▸ **Exercise prompt**: Only lines with the string "plane" matter here; gather them from the material below.

..............................

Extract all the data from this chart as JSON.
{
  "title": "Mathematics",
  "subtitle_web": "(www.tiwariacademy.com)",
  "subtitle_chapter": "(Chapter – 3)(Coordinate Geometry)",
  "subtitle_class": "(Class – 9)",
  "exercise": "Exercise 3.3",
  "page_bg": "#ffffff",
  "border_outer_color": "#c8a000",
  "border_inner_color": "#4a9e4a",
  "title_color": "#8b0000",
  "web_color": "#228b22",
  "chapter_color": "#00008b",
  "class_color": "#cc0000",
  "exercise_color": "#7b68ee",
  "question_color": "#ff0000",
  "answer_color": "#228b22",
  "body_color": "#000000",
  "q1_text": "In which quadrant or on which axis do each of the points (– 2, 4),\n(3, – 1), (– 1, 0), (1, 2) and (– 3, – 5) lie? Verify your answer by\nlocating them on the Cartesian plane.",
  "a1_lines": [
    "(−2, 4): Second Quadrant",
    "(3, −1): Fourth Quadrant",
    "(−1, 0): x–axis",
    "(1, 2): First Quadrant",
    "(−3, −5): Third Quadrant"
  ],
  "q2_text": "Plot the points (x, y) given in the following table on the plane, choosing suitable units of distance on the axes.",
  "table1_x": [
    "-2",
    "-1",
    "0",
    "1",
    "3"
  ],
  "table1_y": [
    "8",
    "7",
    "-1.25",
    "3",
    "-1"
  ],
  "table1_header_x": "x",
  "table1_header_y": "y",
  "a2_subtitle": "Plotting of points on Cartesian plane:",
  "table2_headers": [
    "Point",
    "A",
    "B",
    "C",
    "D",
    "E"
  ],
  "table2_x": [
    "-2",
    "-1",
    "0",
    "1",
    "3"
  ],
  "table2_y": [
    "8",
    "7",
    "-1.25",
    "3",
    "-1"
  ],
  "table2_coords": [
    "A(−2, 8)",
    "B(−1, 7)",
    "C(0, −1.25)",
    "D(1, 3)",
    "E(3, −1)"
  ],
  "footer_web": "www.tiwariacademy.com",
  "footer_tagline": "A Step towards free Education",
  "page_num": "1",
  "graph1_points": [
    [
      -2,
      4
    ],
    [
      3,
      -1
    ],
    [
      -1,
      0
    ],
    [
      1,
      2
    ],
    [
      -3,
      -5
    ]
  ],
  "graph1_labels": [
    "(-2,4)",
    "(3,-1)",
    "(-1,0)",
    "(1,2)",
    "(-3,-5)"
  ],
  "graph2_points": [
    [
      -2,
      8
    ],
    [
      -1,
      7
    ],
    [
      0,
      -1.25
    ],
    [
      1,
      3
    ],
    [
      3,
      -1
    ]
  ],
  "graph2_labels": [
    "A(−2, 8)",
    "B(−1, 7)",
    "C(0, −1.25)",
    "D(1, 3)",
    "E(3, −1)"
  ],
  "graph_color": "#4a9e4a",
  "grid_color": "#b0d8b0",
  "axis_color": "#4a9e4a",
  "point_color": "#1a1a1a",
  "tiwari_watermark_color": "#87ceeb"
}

..............................

▸ **Right answer**:
  "q1_text": "In which quadrant or on which axis do each of the points (– 2, 4),\n(3, – 1), (– 1, 0), (1, 2) and (– 3, – 5) lie? Verify your answer by\nlocating them on the Cartesian plane.",
  "q2_text": "Plot the points (x, y) given in the following table on the plane, choosing suitable units of distance on the axes.",
  "a2_subtitle": "Plotting of points on Cartesian plane:",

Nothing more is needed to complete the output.